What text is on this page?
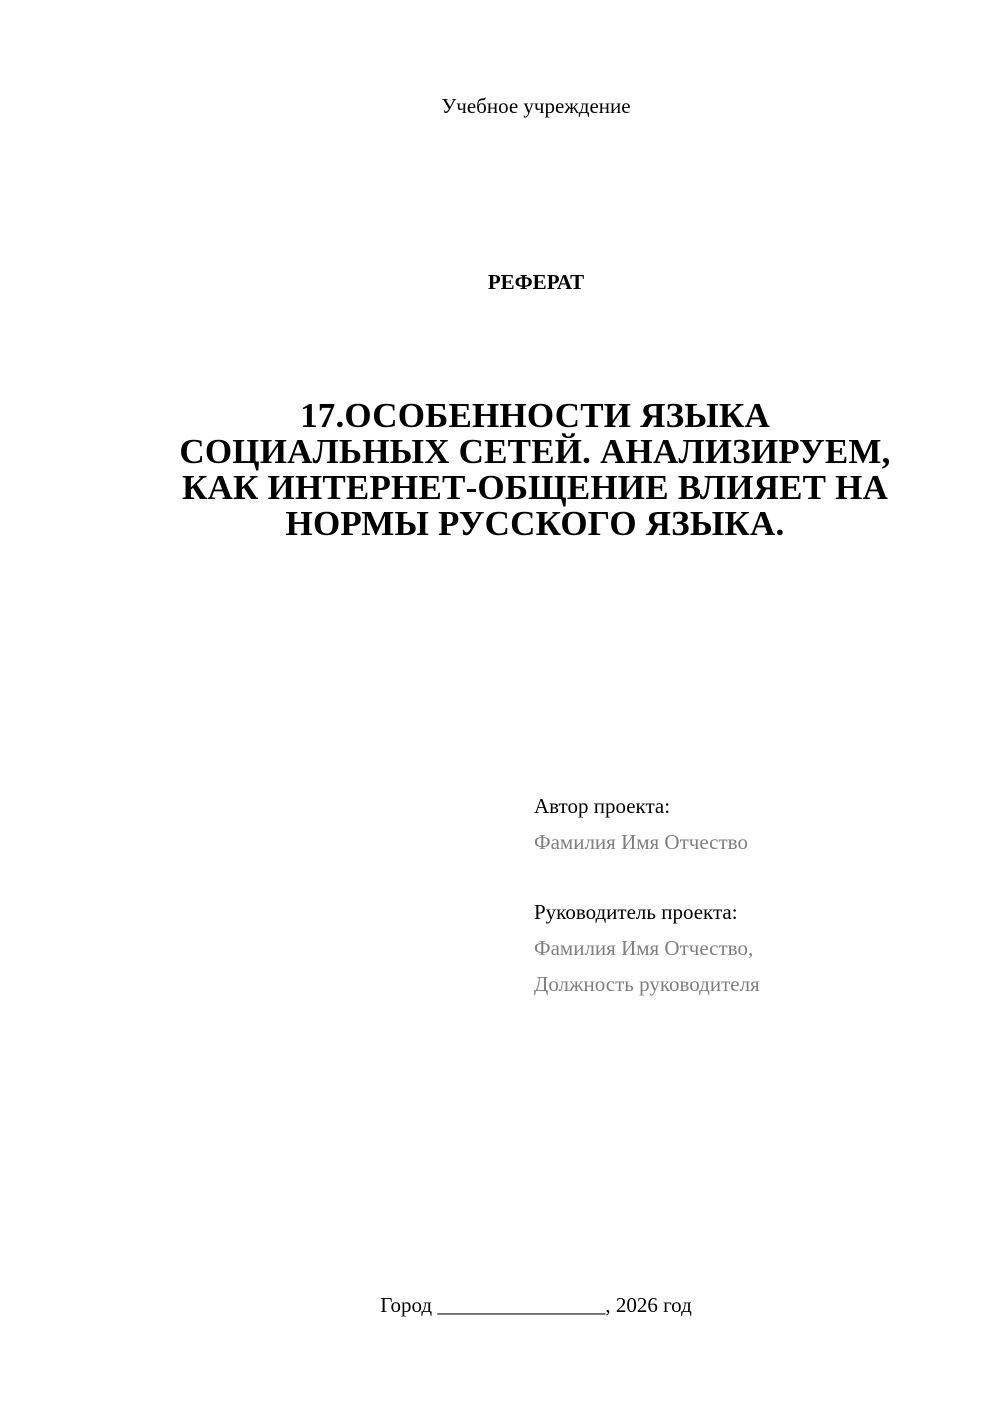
Учебное учреждение
РЕФЕРАТ
17.ОСОБЕННОСТИ ЯЗЫКА
СОЦИАЛЬНЫХ СЕТЕЙ. АНАЛИЗИРУЕМ,
КАК ИНТЕРНЕТ-ОБЩЕНИЕ ВЛИЯЕТ НА
НОРМЫ РУССКОГО ЯЗЫКА.
Автор проекта:
Фамилия Имя Отчество
Руководитель проекта:
Фамилия Имя Отчество,
Должность руководителя
Город ________________, 2026 год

**Your task**
Repeat the full listing above exactly, with no pictures in the copy.

**The output**
What text is on this page?
Учебное учреждение
РЕФЕРАТ
17.ОСОБЕННОСТИ ЯЗЫКА
СОЦИАЛЬНЫХ СЕТЕЙ. АНАЛИЗИРУЕМ,
КАК ИНТЕРНЕТ-ОБЩЕНИЕ ВЛИЯЕТ НА
НОРМЫ РУССКОГО ЯЗЫКА.
Автор проекта:
Фамилия Имя Отчество
Руководитель проекта:
Фамилия Имя Отчество,
Должность руководителя
Город ________________, 2026 год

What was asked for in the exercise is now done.